YOUR GOAL
Show, in full, each line of the data that contains "unit".

ENTRIES SHOWN
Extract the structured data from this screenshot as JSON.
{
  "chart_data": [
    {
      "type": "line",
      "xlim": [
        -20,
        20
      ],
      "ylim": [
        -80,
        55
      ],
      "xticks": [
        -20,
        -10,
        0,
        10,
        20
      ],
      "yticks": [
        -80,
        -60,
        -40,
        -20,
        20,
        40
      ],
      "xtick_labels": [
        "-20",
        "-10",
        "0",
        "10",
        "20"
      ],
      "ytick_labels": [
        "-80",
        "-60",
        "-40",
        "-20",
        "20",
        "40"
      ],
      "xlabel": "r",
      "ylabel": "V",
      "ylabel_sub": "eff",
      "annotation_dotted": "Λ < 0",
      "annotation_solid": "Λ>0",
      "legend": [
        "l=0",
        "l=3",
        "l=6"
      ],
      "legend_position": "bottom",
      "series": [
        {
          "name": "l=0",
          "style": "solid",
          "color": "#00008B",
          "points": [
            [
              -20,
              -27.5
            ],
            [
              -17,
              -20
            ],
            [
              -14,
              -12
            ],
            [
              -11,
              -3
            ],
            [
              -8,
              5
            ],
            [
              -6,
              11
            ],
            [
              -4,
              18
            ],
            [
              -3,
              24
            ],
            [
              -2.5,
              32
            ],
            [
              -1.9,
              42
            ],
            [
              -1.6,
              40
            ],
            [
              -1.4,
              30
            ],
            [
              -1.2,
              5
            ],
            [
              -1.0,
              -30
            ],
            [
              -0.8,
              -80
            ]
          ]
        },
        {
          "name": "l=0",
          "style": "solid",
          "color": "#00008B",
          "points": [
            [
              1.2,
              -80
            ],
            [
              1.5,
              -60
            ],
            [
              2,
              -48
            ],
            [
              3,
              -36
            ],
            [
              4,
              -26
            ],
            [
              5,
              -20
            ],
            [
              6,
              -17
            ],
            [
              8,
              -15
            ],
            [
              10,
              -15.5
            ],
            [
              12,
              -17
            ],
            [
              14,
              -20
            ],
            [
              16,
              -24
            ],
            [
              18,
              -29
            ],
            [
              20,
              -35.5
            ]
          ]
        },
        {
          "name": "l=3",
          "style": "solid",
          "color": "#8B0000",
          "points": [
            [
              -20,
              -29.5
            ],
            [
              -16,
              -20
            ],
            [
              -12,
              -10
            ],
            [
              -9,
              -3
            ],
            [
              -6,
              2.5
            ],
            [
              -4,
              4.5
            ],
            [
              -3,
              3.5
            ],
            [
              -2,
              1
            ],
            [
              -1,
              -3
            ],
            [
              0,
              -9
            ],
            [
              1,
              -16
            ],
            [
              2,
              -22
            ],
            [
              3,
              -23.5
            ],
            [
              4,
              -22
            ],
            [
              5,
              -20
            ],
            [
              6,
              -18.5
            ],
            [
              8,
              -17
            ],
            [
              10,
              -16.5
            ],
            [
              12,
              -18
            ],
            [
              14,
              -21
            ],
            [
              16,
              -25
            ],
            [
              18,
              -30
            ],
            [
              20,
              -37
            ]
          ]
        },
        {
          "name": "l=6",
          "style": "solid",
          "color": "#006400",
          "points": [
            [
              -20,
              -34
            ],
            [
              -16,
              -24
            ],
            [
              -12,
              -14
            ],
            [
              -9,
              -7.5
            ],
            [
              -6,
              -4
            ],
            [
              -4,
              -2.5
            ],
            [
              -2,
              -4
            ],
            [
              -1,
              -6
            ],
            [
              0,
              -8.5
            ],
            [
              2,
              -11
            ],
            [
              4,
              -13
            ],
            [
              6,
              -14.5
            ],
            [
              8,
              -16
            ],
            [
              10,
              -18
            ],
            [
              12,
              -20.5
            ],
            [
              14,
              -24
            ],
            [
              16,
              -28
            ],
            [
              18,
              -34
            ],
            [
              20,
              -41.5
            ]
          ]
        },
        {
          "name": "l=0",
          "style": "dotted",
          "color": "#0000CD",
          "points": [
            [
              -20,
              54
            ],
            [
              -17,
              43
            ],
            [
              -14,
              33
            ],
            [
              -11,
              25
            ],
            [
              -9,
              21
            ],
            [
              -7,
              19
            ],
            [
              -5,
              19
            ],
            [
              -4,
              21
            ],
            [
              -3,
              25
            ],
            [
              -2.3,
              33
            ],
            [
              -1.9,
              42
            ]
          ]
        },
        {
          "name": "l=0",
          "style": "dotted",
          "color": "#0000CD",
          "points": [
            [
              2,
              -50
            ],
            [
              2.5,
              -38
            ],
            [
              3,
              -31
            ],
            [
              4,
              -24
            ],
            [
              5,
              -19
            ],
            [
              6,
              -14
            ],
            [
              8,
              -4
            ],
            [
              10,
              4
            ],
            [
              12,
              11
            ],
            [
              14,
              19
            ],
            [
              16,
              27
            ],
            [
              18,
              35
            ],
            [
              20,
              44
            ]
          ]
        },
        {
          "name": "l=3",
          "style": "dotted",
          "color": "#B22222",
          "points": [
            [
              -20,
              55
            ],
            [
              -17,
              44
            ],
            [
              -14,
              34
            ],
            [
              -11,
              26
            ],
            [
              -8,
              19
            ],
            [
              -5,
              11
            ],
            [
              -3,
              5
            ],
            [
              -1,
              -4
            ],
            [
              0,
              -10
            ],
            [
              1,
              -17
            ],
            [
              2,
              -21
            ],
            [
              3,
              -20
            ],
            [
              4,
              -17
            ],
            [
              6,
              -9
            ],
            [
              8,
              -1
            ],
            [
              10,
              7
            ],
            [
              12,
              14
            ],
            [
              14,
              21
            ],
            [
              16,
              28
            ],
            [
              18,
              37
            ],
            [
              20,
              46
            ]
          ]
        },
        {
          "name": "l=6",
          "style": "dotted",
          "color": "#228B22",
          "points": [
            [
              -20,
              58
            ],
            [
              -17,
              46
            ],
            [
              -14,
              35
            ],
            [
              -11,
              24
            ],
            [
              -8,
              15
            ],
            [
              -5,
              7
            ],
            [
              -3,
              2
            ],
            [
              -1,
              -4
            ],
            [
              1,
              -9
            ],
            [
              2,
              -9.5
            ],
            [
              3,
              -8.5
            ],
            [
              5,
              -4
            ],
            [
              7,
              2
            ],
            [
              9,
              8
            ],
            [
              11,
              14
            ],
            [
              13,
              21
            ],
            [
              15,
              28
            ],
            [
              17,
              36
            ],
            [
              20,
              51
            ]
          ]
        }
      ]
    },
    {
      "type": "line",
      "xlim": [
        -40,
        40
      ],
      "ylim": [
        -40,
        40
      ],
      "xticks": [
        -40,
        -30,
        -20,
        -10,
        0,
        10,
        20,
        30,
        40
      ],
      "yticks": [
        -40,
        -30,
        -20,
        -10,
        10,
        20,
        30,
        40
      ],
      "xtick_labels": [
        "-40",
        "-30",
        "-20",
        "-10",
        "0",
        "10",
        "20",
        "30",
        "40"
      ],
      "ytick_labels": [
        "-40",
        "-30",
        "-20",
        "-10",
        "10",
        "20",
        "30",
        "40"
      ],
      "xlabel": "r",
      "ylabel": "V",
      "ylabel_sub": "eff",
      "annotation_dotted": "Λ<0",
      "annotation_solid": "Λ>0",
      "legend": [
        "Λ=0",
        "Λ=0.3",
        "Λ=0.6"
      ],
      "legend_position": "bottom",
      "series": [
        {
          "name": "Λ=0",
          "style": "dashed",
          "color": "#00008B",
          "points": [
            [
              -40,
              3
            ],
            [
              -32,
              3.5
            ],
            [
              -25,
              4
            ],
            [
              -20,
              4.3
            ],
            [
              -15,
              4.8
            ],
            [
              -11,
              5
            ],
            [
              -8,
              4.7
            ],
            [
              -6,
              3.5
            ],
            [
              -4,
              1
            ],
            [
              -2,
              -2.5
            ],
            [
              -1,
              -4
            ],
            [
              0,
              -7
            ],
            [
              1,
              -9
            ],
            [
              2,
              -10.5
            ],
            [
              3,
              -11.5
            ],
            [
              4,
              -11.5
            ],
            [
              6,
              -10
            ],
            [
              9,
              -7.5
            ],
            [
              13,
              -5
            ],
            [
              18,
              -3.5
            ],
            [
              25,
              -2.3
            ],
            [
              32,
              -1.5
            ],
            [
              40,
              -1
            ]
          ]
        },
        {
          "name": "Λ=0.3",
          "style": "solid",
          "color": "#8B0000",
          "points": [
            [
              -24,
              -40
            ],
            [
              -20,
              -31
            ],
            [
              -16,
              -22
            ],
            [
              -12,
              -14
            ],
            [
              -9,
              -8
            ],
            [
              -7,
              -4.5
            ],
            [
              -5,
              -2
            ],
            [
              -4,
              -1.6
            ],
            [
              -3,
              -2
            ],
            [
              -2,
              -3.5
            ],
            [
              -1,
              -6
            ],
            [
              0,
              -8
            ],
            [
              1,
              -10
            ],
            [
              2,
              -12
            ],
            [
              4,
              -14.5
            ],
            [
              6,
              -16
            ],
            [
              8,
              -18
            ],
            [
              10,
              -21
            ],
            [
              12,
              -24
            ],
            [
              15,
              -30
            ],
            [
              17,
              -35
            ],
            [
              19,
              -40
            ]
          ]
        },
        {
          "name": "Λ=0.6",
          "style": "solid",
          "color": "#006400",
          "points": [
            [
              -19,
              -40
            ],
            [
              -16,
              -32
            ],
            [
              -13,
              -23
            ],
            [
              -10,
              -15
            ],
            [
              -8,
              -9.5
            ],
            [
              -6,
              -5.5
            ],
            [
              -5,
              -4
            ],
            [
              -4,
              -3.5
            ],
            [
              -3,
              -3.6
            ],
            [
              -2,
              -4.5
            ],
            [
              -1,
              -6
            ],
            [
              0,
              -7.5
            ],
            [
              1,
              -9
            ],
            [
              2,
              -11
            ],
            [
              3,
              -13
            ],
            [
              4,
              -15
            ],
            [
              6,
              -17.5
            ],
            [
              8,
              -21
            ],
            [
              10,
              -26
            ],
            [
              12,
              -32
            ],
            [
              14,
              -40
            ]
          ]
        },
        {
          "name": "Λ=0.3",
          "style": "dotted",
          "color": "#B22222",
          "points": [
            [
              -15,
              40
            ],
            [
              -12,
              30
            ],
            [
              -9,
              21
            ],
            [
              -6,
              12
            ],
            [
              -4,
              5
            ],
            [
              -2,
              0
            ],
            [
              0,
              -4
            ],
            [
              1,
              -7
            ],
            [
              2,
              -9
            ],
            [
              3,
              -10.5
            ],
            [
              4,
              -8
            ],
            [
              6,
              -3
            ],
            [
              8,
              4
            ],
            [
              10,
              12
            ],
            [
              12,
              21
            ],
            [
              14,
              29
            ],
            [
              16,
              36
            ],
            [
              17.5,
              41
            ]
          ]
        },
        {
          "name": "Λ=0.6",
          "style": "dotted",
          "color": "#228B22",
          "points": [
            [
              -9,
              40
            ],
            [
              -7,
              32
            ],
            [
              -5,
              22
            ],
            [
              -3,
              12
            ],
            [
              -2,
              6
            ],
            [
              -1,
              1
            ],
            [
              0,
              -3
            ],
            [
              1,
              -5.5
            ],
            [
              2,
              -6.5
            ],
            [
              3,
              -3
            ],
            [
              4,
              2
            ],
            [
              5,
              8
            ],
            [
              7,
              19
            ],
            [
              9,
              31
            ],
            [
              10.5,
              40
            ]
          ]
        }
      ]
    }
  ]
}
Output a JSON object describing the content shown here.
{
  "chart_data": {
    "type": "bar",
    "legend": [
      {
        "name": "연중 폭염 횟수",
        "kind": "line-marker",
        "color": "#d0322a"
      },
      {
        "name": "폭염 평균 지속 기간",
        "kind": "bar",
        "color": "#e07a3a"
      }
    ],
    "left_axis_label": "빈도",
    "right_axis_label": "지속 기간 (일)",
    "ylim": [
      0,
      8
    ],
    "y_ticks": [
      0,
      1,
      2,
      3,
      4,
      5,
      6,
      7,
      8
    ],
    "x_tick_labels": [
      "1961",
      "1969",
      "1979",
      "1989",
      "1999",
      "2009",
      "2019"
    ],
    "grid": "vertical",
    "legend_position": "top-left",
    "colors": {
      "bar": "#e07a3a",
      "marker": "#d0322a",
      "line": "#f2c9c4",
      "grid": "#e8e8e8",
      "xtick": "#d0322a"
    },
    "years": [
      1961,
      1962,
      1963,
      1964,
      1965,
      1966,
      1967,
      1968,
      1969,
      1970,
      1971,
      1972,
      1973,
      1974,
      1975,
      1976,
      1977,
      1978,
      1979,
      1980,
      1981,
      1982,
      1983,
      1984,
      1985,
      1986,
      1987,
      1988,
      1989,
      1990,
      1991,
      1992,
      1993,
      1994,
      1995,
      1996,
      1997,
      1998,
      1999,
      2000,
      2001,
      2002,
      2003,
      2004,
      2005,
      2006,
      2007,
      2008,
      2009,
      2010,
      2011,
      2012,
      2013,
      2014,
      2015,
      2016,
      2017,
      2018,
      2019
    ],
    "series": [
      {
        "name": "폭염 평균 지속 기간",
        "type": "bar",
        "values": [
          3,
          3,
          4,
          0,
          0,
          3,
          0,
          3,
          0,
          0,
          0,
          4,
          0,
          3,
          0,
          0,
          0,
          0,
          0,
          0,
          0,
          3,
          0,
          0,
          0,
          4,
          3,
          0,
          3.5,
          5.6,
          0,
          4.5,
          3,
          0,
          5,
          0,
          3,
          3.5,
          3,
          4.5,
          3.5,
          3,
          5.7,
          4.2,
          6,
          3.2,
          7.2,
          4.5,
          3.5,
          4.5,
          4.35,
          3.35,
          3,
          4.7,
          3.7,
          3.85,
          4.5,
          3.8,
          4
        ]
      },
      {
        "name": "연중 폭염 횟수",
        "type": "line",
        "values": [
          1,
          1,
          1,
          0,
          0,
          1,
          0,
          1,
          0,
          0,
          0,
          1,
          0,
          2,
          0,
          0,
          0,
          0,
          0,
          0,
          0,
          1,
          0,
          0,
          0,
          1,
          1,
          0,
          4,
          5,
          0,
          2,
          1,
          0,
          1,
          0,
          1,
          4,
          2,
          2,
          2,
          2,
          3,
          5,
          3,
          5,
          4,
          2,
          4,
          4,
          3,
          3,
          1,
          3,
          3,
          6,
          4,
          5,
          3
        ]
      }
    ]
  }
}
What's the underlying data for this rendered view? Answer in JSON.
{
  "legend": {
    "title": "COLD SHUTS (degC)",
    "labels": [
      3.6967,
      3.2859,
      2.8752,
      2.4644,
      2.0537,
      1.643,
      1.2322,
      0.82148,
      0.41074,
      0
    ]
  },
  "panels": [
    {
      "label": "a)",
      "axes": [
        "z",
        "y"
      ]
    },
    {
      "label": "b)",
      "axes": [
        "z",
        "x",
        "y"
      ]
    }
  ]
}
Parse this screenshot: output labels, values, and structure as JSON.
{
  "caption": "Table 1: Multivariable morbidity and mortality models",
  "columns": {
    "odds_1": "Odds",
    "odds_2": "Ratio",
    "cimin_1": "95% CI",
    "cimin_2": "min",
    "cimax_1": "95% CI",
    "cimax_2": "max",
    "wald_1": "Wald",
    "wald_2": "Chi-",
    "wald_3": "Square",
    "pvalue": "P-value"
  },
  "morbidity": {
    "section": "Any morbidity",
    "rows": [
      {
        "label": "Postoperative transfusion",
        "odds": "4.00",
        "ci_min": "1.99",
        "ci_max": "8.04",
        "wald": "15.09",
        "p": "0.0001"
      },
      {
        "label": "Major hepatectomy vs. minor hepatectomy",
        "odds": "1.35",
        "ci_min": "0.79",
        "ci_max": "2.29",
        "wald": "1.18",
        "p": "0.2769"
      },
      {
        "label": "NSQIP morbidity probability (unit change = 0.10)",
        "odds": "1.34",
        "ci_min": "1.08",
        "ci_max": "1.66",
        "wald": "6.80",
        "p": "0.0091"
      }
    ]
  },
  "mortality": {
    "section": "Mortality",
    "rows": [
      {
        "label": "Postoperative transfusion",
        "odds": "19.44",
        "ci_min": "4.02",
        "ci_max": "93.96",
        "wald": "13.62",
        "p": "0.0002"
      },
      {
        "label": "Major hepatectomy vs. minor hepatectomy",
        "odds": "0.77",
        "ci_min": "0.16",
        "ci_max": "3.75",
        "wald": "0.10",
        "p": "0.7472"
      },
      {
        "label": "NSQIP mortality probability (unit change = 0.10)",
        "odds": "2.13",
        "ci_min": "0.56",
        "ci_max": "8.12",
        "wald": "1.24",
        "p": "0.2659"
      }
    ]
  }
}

TASK OUTPUT
        "label": "NSQIP morbidity probability (unit change = 0.10)",
        "label": "NSQIP mortality probability (unit change = 0.10)",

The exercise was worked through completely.